Search the entries below. Return every line that has "text" in it.

Raw records:
^^^^
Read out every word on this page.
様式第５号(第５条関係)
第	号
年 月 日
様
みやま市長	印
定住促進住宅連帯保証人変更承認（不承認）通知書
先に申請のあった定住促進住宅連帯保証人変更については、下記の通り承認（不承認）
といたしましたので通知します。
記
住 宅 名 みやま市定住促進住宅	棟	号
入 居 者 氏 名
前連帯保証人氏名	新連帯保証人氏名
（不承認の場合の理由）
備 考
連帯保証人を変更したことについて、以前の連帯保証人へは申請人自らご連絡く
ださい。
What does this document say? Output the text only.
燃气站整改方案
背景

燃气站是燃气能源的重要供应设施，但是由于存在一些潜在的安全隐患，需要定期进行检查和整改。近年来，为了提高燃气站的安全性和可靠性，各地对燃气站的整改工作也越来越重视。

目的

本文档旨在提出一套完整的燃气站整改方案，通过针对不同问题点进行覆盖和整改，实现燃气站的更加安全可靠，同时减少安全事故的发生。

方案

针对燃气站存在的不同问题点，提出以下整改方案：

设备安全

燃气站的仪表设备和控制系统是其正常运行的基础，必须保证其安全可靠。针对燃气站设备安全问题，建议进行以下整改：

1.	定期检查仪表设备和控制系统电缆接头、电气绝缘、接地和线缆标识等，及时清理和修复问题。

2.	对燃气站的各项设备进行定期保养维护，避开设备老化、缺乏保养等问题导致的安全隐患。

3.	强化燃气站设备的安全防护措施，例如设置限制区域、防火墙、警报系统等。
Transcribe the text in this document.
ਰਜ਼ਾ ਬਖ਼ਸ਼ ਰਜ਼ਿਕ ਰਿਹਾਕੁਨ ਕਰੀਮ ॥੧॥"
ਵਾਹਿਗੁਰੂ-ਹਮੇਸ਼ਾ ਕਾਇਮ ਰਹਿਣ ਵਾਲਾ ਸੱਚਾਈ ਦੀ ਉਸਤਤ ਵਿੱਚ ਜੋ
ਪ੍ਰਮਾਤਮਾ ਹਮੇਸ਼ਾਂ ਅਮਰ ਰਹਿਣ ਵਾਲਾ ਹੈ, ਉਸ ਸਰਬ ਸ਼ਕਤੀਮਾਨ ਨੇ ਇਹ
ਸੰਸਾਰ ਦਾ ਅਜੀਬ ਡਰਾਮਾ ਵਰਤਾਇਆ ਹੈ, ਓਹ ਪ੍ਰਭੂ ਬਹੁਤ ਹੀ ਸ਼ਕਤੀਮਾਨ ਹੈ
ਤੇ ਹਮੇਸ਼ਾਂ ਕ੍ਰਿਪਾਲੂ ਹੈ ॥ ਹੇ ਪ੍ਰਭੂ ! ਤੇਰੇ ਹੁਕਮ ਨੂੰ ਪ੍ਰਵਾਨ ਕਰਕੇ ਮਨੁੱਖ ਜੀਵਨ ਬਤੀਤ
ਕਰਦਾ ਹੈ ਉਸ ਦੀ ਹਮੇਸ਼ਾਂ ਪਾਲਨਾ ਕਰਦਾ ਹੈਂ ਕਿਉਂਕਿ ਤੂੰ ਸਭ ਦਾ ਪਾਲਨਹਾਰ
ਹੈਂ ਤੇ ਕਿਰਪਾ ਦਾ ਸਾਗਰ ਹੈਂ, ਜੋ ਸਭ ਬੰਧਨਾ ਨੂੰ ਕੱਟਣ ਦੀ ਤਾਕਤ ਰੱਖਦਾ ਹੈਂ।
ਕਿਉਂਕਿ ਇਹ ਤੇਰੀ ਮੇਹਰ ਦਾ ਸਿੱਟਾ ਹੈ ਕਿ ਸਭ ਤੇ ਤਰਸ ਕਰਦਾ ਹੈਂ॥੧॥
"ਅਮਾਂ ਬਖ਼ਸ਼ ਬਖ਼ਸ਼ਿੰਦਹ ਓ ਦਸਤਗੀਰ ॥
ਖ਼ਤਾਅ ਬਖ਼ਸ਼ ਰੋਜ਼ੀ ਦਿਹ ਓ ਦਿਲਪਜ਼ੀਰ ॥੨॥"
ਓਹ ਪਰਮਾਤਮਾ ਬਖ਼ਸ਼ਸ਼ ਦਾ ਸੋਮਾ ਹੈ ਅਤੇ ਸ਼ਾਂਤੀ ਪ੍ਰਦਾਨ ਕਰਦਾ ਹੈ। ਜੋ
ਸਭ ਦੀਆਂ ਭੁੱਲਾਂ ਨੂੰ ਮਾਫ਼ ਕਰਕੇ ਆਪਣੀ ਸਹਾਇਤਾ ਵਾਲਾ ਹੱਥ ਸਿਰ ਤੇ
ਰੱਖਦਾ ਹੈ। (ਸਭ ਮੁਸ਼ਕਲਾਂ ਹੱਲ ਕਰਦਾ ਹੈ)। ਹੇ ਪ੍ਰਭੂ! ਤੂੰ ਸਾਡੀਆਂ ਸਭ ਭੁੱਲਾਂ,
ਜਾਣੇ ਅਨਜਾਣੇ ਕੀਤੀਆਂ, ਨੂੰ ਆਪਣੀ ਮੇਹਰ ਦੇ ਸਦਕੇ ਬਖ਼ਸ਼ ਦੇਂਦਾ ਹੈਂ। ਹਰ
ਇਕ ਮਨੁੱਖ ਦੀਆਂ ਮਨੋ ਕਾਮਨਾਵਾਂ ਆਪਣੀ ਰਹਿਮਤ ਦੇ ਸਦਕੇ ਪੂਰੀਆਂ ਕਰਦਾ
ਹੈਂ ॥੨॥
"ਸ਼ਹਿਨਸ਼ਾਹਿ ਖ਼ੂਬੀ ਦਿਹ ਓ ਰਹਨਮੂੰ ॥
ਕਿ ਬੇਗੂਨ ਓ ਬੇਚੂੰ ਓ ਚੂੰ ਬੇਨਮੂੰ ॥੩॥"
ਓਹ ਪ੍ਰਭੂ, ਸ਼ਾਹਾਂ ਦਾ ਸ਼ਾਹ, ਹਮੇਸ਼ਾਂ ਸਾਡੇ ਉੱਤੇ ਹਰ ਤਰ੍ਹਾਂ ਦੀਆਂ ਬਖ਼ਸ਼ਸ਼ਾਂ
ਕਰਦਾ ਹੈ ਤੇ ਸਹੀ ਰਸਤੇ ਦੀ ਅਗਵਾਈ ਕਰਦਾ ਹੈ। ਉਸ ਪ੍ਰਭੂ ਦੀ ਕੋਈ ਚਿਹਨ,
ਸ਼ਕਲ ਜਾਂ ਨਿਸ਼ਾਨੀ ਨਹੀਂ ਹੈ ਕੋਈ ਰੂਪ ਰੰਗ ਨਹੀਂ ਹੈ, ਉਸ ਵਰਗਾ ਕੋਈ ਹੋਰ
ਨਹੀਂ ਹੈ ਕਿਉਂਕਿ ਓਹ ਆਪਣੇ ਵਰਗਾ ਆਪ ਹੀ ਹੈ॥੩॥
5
^^^^
Response to this exercise:
What does this document say? Output the text only.
Transcribe the text in this document.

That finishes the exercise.